**EXERCISE DETAILS:**
Gather all lines in the data that hold the string "values".

******************************

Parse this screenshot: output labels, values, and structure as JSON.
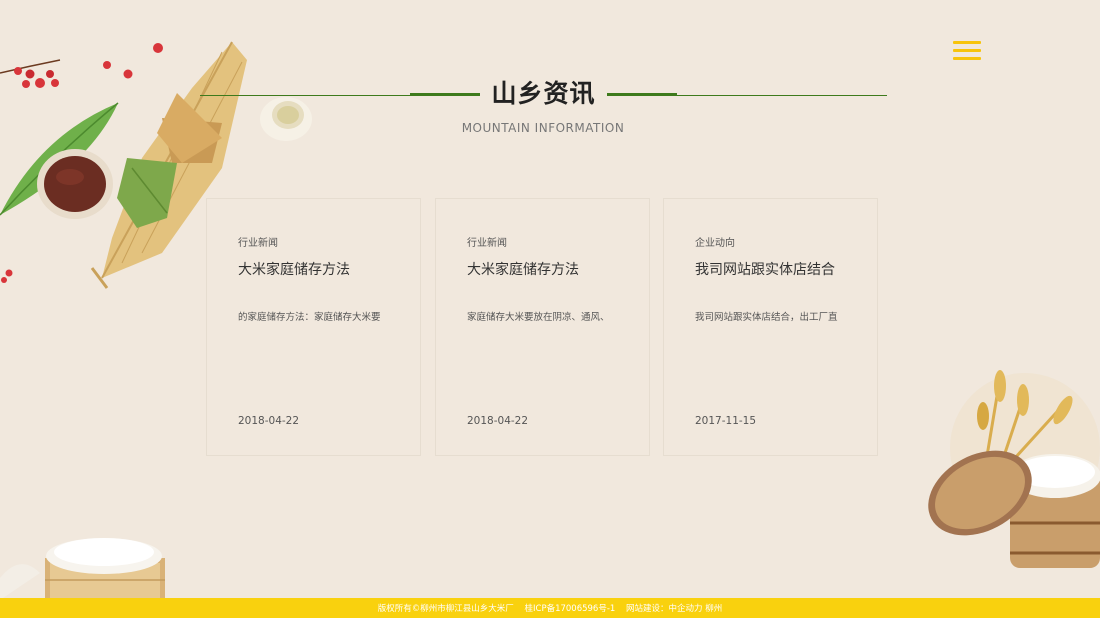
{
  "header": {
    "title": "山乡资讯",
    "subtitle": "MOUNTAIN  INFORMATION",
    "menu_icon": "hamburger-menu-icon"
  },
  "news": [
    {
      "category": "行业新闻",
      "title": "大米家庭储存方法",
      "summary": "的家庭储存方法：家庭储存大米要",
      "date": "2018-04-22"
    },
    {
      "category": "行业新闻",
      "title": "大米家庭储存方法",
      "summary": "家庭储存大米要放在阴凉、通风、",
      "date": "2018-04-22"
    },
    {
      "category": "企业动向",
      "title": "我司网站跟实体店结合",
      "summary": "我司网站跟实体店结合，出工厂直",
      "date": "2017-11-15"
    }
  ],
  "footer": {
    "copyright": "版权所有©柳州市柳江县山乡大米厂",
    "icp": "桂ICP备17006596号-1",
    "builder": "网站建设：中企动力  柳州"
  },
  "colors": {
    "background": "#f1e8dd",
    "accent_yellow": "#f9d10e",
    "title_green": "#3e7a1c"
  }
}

******************************

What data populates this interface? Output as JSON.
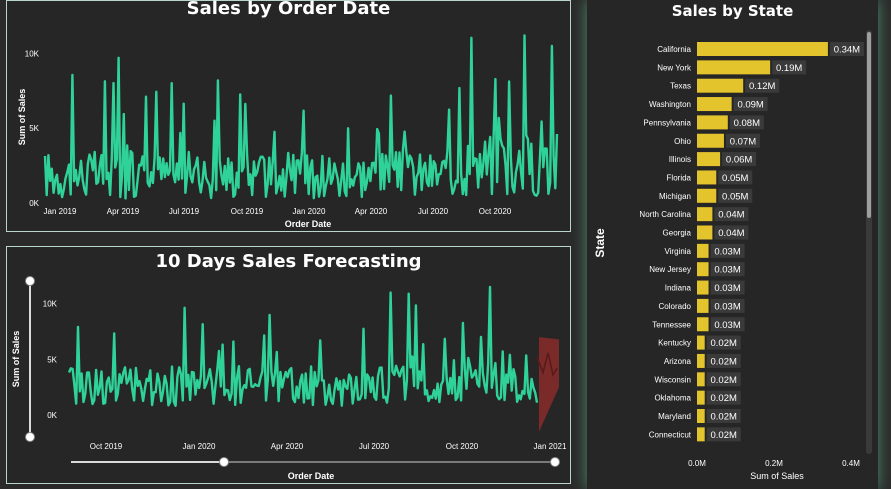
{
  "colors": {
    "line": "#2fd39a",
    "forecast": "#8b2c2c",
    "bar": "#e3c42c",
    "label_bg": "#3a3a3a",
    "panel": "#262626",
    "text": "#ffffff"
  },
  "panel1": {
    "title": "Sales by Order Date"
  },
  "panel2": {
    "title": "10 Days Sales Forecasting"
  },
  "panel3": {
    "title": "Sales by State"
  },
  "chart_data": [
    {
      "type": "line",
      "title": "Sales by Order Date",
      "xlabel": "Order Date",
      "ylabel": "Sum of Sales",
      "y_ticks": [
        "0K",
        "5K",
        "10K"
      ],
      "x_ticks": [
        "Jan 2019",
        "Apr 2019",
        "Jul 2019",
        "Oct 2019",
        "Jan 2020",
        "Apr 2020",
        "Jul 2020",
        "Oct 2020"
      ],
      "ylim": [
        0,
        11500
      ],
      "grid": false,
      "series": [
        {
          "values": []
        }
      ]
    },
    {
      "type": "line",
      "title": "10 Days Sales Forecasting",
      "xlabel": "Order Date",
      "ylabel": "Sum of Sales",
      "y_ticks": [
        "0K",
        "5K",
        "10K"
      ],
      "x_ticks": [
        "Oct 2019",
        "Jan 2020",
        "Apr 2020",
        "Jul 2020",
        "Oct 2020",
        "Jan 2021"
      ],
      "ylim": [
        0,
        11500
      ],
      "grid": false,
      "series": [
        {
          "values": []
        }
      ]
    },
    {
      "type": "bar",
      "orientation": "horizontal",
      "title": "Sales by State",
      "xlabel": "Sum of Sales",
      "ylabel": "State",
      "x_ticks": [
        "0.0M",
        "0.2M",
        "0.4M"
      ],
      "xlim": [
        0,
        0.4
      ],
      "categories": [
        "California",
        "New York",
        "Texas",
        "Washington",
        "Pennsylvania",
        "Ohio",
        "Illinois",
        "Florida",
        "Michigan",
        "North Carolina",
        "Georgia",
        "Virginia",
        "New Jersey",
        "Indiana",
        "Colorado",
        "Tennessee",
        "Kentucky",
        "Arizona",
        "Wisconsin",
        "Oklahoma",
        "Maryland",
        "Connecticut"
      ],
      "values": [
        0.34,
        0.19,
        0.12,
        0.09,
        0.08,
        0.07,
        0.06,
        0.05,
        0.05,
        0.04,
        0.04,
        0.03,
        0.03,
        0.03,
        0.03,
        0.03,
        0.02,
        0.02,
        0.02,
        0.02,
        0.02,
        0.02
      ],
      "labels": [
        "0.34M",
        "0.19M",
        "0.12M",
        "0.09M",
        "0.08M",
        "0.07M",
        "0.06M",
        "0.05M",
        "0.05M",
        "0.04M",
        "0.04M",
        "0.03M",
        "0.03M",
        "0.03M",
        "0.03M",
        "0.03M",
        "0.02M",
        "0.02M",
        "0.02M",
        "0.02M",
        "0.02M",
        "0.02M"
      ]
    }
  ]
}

******************************

**ANSWER FOR THE TASK:**
Parse this screenshot: output labels, values, and structure as JSON.
          "values": []
          "values": []
      "values": [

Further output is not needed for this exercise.